Tue 20 May 2008
Grace Is Gone
Posted by tom cottar under ministry, music, theology, worship
I hadn’t heard it in a while, but yesterday I caught Dave Matthews’ "Grace Is Gone" again for the 2000th time. As I sang along, I caught myself fighting back tears. Why?
Because I’m a wuss. Because it’s one of my all-time favorite tunes. Because, even though it’s debated whether the song is about the death of his father or the loss of a girlfriend, I still deeply relate to death and loss. Because I resonate with the song’s lyrics such as this:
"I could never love again so much as I love you
Where you end where I begin is like a river going through
Take my heart, my eyes cuz I need them no more
If never again they fall upon the one I so adore"
It’s a beautiful lament of loss and love. I can picture him at the end of the bar with a broken heart and a crushed spirit, pleading with the bartender, "Excuse me, please, one more drink…could you make it strong cuz I don’t need to think…"
It’s raw and honest and painful and nearly hopeless… which is why I love it. And it’s why I struggle with a lot of the sanitized worship we (I) sing most of the time.
In my experiences with God’s refining process (and life in general), there are plenty of times when a good lament is in order. The death of friends. The struggle of Kingdom living. The weight of sin on my every step. Yes, God is good. Yes, better days are ahead. Yes, we shall overcome. But many times the ‘now’ is hard and, although our Hope has come, we still live in the ‘now’.

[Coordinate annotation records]

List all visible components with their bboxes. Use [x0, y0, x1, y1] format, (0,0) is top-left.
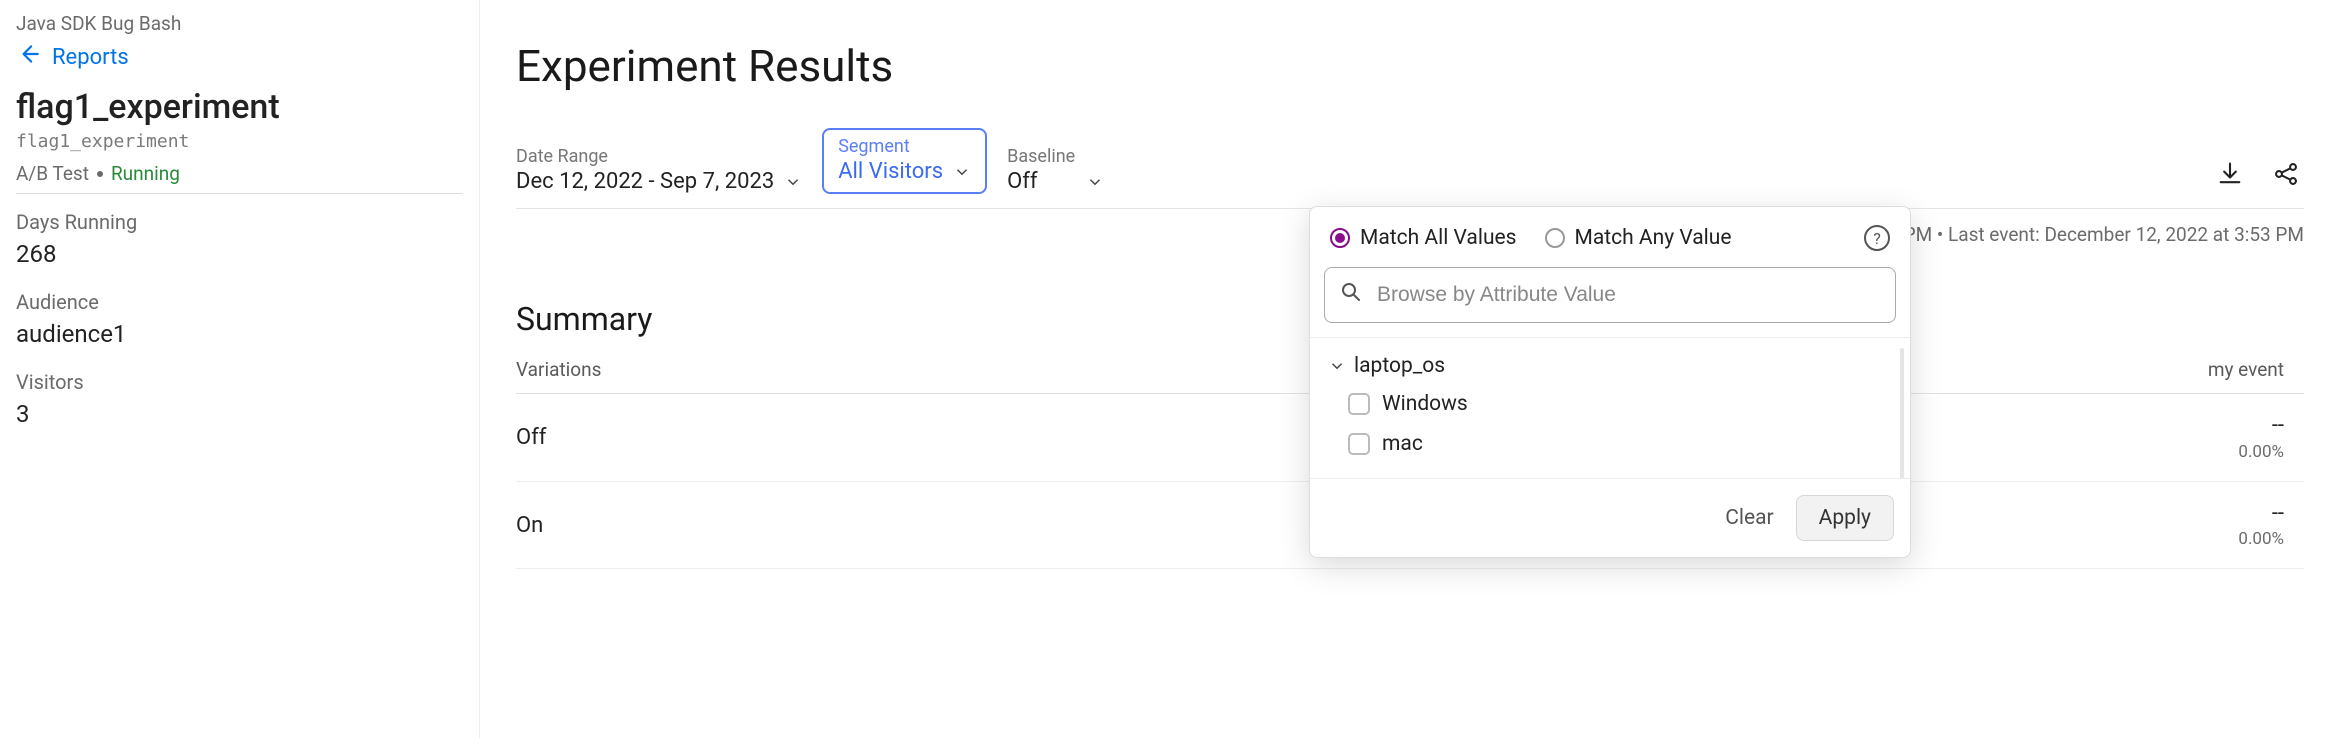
divider [16, 193, 463, 194]
segment-filter[interactable]: Segment All Visitors [822, 128, 987, 194]
match-any-label: Match Any Value [1575, 226, 1732, 250]
experiment-title: flag1_experiment [16, 87, 463, 127]
main-content: Experiment Results Date Range Dec 12, 20… [480, 0, 2340, 738]
search-icon [1339, 280, 1363, 310]
days-running-label: Days Running [16, 210, 463, 234]
variation-name: Off [516, 425, 1156, 450]
attribute-group[interactable]: laptop_os [1324, 348, 1896, 384]
chevron-down-icon [784, 173, 802, 191]
chevron-down-icon [953, 163, 971, 181]
checkbox-icon [1348, 433, 1370, 455]
attribute-list: laptop_os Windows mac [1310, 337, 1910, 478]
share-icon [2272, 160, 2300, 192]
radio-icon [1545, 228, 1565, 248]
breadcrumb[interactable]: Java SDK Bug Bash [16, 12, 463, 35]
event-pct: 0.00% [2238, 528, 2284, 550]
download-icon [2216, 160, 2244, 192]
segment-value: All Visitors [838, 159, 943, 184]
days-running-value: 268 [16, 240, 463, 268]
variation-name: On [516, 513, 1156, 538]
chevron-down-icon [1086, 173, 1104, 191]
audience-label: Audience [16, 290, 463, 314]
chevron-down-icon [1328, 357, 1346, 375]
back-label: Reports [52, 45, 129, 70]
attribute-search[interactable] [1324, 267, 1896, 323]
visitors-value: 3 [16, 400, 463, 428]
baseline-filter[interactable]: Baseline Off [1007, 146, 1103, 194]
arrow-left-icon [16, 41, 42, 73]
apply-button[interactable]: Apply [1796, 495, 1894, 541]
back-to-reports[interactable]: Reports [16, 41, 463, 73]
match-any-radio[interactable]: Match Any Value [1545, 226, 1732, 250]
attribute-option-label: Windows [1382, 392, 1468, 416]
dot-separator [97, 171, 103, 177]
segment-label: Segment [838, 136, 971, 157]
attribute-option[interactable]: mac [1324, 424, 1896, 464]
match-all-radio[interactable]: Match All Values [1330, 226, 1517, 250]
event-pct: 0.00% [2238, 441, 2284, 463]
clear-button[interactable]: Clear [1725, 506, 1773, 530]
status-badge: Running [111, 162, 180, 185]
date-range-filter[interactable]: Date Range Dec 12, 2022 - Sep 7, 2023 [516, 146, 802, 194]
date-range-label: Date Range [516, 146, 802, 167]
help-icon[interactable]: ? [1864, 225, 1890, 251]
baseline-value: Off [1007, 169, 1037, 194]
sidebar: Java SDK Bug Bash Reports flag1_experime… [0, 0, 480, 738]
match-all-label: Match All Values [1360, 226, 1517, 250]
event-value: -- [2272, 412, 2284, 441]
experiment-key: flag1_experiment [16, 131, 463, 152]
attribute-option-label: mac [1382, 432, 1423, 456]
date-range-value: Dec 12, 2022 - Sep 7, 2023 [516, 169, 774, 194]
scrollbar[interactable] [1900, 348, 1904, 478]
radio-icon [1330, 228, 1350, 248]
share-button[interactable] [2268, 158, 2304, 194]
attribute-group-name: laptop_os [1354, 354, 1445, 378]
col-variations: Variations [516, 358, 1156, 381]
segment-popover: Match All Values Match Any Value ? [1309, 206, 1911, 558]
checkbox-icon [1348, 393, 1370, 415]
download-button[interactable] [2212, 158, 2248, 194]
event-value: -- [2272, 500, 2284, 529]
attribute-option[interactable]: Windows [1324, 384, 1896, 424]
page-title: Experiment Results [516, 40, 2304, 92]
baseline-label: Baseline [1007, 146, 1103, 167]
visitors-label: Visitors [16, 370, 463, 394]
test-type: A/B Test [16, 162, 89, 185]
filter-row: Date Range Dec 12, 2022 - Sep 7, 2023 Se… [516, 128, 2304, 194]
audience-value: audience1 [16, 320, 463, 348]
status-row: A/B Test Running [16, 162, 463, 185]
attribute-search-input[interactable] [1375, 282, 1881, 308]
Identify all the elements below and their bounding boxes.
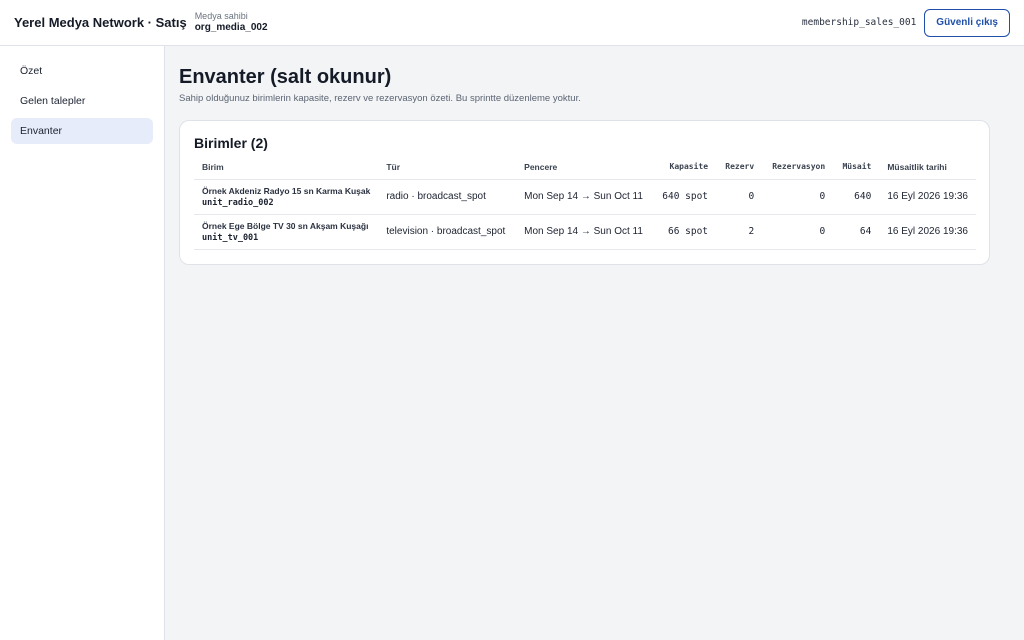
available-date-cell: 16 Eyl 2026 19:36 <box>879 214 976 250</box>
capacity-cell: 640 spot <box>650 179 717 215</box>
col-unit: Birim <box>194 155 379 180</box>
main-content: Envanter (salt okunur) Sahip olduğunuz b… <box>165 46 1024 640</box>
available-date-cell: 16 Eyl 2026 19:36 <box>879 179 976 215</box>
user-id: membership_sales_001 <box>801 17 917 28</box>
reserve-cell: 0 <box>716 179 763 215</box>
page-title: Envanter (salt okunur) <box>179 66 392 88</box>
type-cell: television · broadcast_spot <box>378 214 517 250</box>
col-available-date: Müsaitlik tarihi <box>879 155 976 180</box>
col-reserve: Rezerv <box>716 155 763 180</box>
col-available: Müsait <box>833 155 880 180</box>
sidebar-item-gelen-talepler[interactable]: Gelen talepler <box>11 88 153 114</box>
unit-cell: Örnek Akdeniz Radyo 15 sn Karma Kuşak un… <box>194 179 379 215</box>
reservation-cell: 0 <box>762 214 834 250</box>
col-type: Tür <box>378 155 517 180</box>
reservation-cell: 0 <box>762 179 834 215</box>
available-cell: 64 <box>833 214 880 250</box>
reserve-cell: 2 <box>716 214 763 250</box>
sidebar: Özet Gelen talepler Envanter <box>0 46 165 640</box>
window-cell: Mon Sep 14 → Sun Oct 11 <box>516 214 651 250</box>
window-cell: Mon Sep 14 → Sun Oct 11 <box>516 179 651 215</box>
sidebar-item-ozet[interactable]: Özet <box>11 58 153 84</box>
unit-name: Örnek Akdeniz Radyo 15 sn Karma Kuşak <box>202 185 371 196</box>
table-row: Örnek Ege Bölge TV 30 sn Akşam Kuşağı un… <box>194 214 976 250</box>
available-cell: 640 <box>833 179 880 215</box>
units-table: Birim Tür Pencere Kapasite Rezerv Rezerv… <box>194 155 976 250</box>
page-subtitle: Sahip olduğunuz birimlerin kapasite, rez… <box>179 93 581 104</box>
type-cell: radio · broadcast_spot <box>378 179 517 215</box>
units-card: Birimler (2) Birim Tür Pencere Kapasite … <box>179 120 990 265</box>
table-header-row: Birim Tür Pencere Kapasite Rezerv Rezerv… <box>194 155 976 180</box>
brand-title: Yerel Medya Network · Satış <box>14 15 187 30</box>
logout-button[interactable]: Güvenli çıkış <box>924 8 1010 37</box>
col-window: Pencere <box>516 155 651 180</box>
org-caption: Medya sahibi <box>194 10 248 21</box>
col-capacity: Kapasite <box>650 155 717 180</box>
col-reservation: Rezervasyon <box>762 155 834 180</box>
unit-id: unit_radio_002 <box>202 197 274 208</box>
table-row: Örnek Akdeniz Radyo 15 sn Karma Kuşak un… <box>194 179 976 215</box>
card-title: Birimler (2) <box>194 135 268 151</box>
org-info: Medya sahibi org_media_002 <box>195 11 268 35</box>
org-value: org_media_002 <box>194 21 268 33</box>
unit-cell: Örnek Ege Bölge TV 30 sn Akşam Kuşağı un… <box>194 214 379 250</box>
capacity-cell: 66 spot <box>650 214 717 250</box>
top-bar: Yerel Medya Network · Satış Medya sahibi… <box>0 0 1024 46</box>
unit-name: Örnek Ege Bölge TV 30 sn Akşam Kuşağı <box>202 220 369 231</box>
sidebar-item-envanter[interactable]: Envanter <box>11 118 153 144</box>
unit-id: unit_tv_001 <box>202 232 259 243</box>
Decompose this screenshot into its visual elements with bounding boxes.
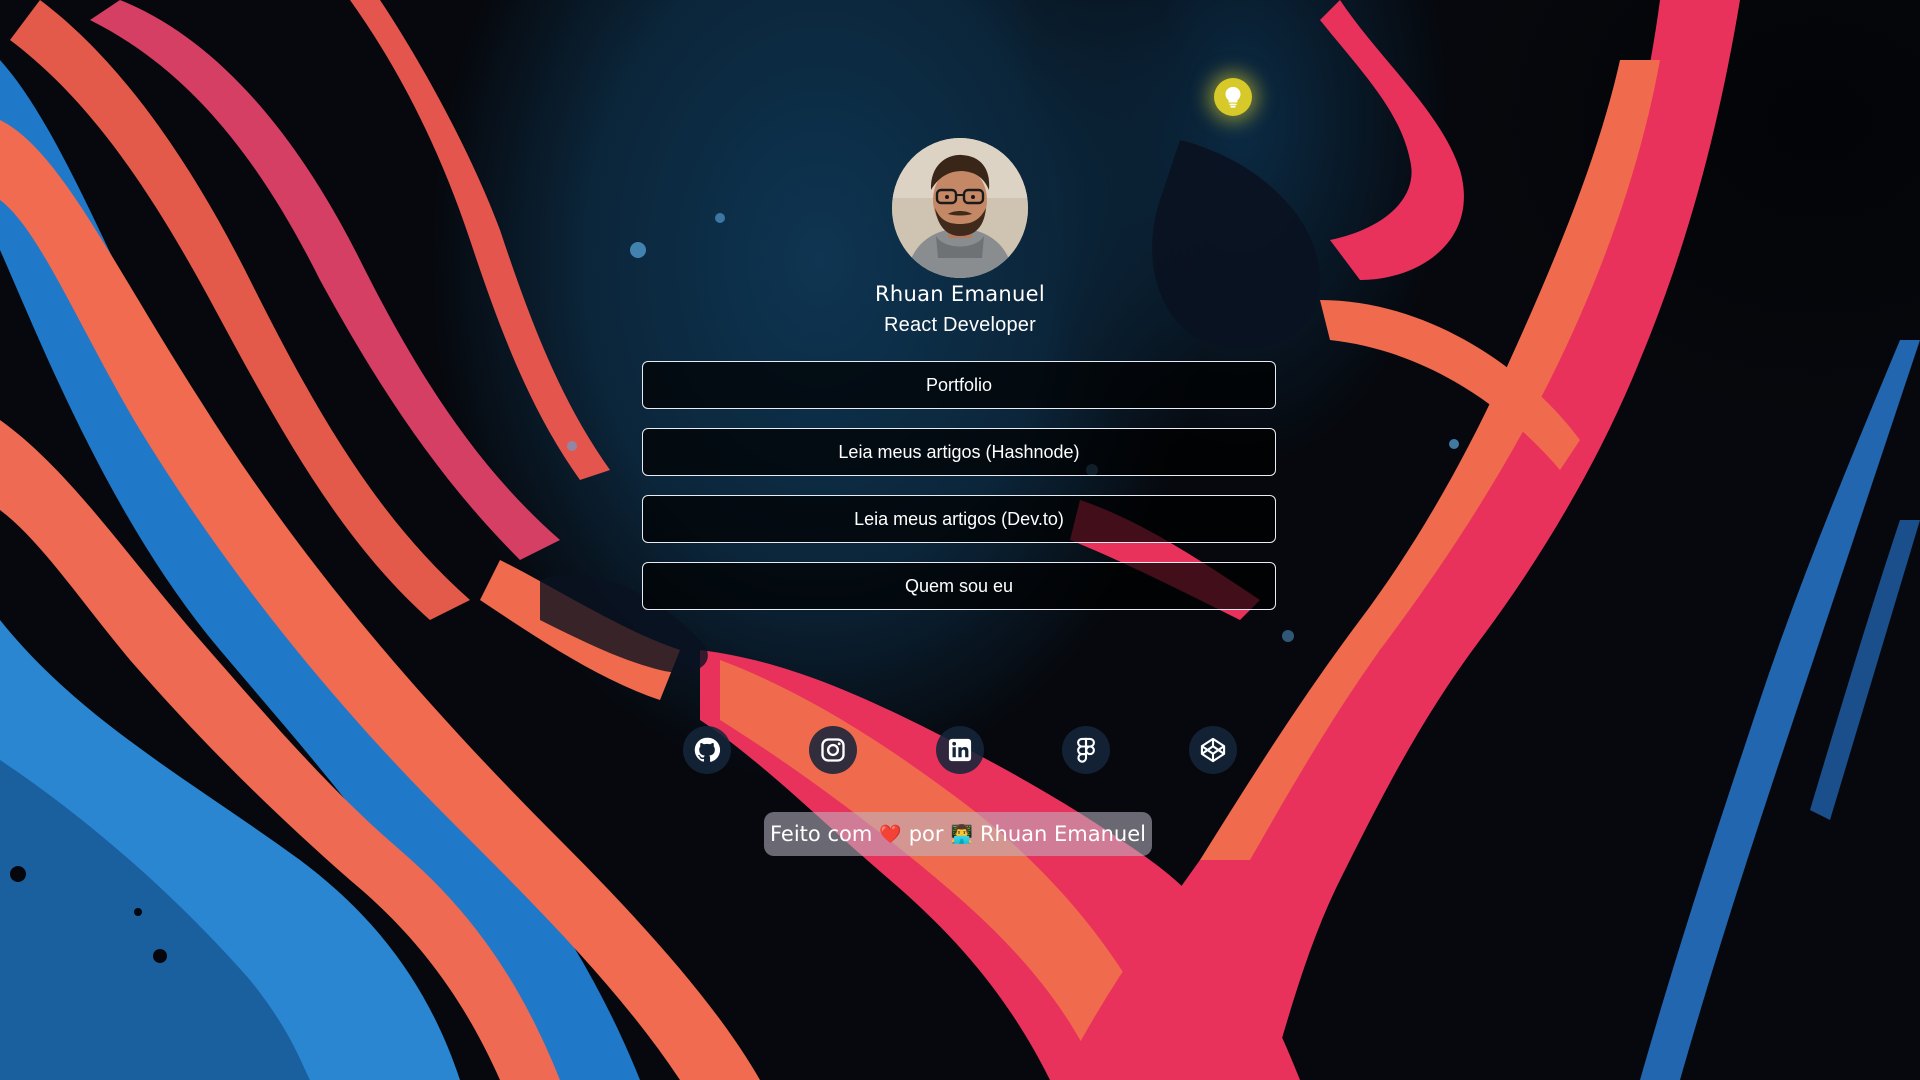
developer-emoji: 👨‍💻 [950,823,973,845]
devto-articles-link-button[interactable]: Leia meus artigos (Dev.to) [642,495,1276,543]
codepen-link[interactable] [1189,726,1237,774]
lightbulb-icon [1225,87,1241,108]
profile-name: Rhuan Emanuel [875,282,1045,306]
linkedin-icon [948,738,972,762]
hashnode-articles-link-button[interactable]: Leia meus artigos (Hashnode) [642,428,1276,476]
about-me-link-button[interactable]: Quem sou eu [642,562,1276,610]
avatar [892,138,1028,278]
codepen-icon [1200,737,1226,763]
figma-link[interactable] [1062,726,1110,774]
instagram-icon [821,738,845,762]
footer-middle: por [908,822,944,846]
github-icon [694,737,721,762]
github-link[interactable] [683,726,731,774]
theme-toggle-button[interactable] [1214,78,1252,116]
linkedin-link[interactable] [936,726,984,774]
footer-credit: Feito com ❤️ por 👨‍💻 Rhuan Emanuel [764,812,1152,856]
footer-prefix: Feito com [770,822,873,846]
profile-role: React Developer [884,314,1036,336]
heart-emoji: ❤️ [879,823,902,845]
instagram-link[interactable] [809,726,857,774]
portfolio-link-button[interactable]: Portfolio [642,361,1276,409]
footer-author: Rhuan Emanuel [979,822,1146,846]
figma-icon [1077,737,1095,763]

### DO THIS
Answer these questions about the blog post on "Grace Is Gone":
(a) What two possible subjects of the song does the post say are debated?
(b) What does the writer picture the singer asking the bartender for?
(c) What kind of worship does the writer say he struggles with?

### RESPONSE BELOW
(a) The death of his father or the loss of a girlfriend.
(b) One more drink, made strong.
(c) The sanitized worship that "we (I)" sing most of the time.